* SET EXERCISE: List every line in this data where the string "Cointime" occurs.

[Excerpts from a figure dataset]
<<<<

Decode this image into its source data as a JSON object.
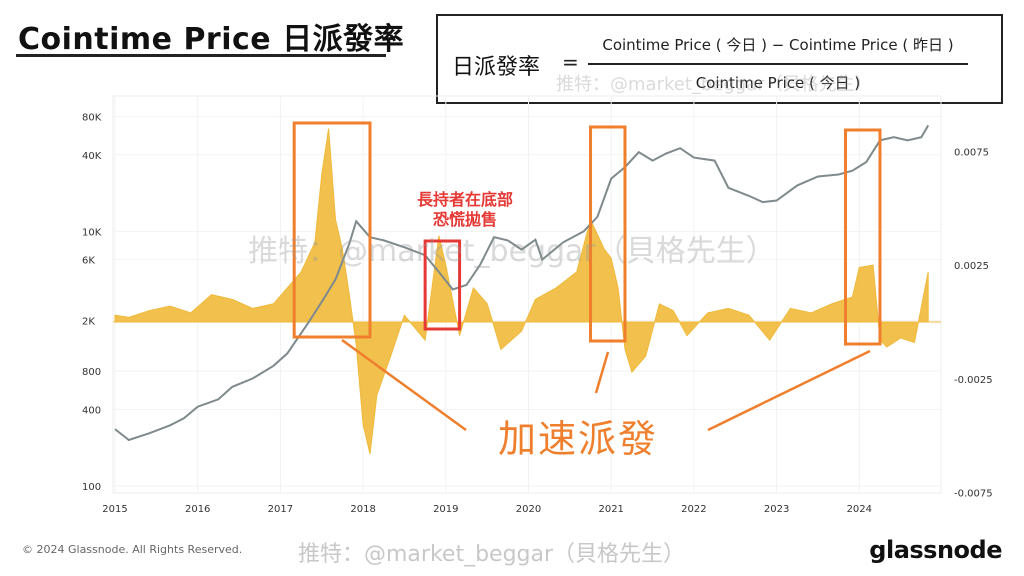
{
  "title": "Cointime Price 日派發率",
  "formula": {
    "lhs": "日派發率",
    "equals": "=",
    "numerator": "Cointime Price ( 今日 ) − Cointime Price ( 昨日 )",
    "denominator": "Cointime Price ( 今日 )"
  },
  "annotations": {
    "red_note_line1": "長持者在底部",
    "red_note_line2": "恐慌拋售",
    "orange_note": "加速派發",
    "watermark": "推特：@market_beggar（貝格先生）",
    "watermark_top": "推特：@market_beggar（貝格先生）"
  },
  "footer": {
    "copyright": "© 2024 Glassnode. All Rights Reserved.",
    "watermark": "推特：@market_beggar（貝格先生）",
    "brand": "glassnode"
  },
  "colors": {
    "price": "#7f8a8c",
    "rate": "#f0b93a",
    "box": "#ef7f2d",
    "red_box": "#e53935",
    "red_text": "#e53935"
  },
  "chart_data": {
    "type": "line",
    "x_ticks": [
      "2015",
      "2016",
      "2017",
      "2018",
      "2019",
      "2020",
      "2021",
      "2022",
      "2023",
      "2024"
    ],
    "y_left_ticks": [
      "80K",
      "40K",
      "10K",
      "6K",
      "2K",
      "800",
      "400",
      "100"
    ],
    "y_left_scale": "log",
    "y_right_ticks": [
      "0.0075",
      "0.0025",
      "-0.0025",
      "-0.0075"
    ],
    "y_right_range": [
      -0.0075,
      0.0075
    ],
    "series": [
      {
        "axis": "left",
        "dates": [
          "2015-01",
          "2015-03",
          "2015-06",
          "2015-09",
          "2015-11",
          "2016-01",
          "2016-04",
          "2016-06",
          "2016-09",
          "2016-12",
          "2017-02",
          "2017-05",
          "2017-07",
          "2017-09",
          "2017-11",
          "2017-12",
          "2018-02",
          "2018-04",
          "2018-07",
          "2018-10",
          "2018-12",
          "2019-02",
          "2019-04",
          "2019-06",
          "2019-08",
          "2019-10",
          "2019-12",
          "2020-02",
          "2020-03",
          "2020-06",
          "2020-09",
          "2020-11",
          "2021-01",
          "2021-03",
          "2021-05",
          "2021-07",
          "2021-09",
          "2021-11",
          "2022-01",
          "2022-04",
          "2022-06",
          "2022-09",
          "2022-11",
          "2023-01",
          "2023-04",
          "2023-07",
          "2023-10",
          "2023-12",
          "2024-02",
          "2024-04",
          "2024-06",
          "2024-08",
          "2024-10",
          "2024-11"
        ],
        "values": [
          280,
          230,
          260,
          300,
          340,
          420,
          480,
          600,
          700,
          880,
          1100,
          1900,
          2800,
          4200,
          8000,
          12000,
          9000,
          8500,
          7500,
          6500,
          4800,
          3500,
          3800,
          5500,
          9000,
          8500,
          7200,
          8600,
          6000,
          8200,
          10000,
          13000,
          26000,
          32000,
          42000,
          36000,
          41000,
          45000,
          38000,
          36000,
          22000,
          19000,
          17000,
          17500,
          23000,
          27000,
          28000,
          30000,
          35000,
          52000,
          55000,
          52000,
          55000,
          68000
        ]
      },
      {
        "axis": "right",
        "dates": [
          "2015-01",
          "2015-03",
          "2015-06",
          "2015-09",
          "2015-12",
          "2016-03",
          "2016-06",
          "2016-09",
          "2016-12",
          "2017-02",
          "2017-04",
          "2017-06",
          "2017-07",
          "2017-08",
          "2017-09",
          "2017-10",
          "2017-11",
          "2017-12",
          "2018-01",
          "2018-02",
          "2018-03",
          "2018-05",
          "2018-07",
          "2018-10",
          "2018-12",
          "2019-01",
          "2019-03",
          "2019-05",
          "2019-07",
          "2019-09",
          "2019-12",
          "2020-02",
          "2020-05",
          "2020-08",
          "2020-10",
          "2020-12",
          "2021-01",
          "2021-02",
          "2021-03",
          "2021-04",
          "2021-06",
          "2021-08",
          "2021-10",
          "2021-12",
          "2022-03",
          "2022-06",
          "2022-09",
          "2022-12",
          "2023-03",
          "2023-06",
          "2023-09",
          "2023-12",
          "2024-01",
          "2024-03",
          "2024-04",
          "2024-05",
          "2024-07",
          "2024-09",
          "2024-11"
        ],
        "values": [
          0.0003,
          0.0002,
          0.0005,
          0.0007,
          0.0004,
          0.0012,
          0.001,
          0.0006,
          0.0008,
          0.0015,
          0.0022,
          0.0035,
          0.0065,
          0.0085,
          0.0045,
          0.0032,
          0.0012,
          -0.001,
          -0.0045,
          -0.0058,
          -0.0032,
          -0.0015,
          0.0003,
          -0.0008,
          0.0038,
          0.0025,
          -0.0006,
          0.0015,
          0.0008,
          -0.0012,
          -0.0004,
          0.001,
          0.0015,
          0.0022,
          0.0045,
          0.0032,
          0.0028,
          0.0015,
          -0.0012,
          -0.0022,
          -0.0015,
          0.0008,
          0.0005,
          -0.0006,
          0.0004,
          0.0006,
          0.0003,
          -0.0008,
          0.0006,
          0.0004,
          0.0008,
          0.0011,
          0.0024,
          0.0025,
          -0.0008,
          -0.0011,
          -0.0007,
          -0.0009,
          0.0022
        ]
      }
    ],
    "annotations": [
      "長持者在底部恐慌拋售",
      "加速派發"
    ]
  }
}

>>>>
<<<<

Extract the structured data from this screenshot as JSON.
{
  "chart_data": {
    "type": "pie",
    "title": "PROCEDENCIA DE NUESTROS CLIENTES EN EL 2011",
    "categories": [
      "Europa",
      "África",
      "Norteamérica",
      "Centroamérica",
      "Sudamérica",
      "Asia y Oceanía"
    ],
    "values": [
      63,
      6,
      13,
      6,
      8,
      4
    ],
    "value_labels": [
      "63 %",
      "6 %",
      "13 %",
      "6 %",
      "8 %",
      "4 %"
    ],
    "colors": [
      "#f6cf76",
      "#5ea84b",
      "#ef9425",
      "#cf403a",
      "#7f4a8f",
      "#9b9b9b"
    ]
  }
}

>>>>

* CORRECT RESPONSE:
  "title": "Cointime Price 日派發率",
    "numerator": "Cointime Price ( 今日 ) − Cointime Price ( 昨日 )",
    "denominator": "Cointime Price ( 今日 )"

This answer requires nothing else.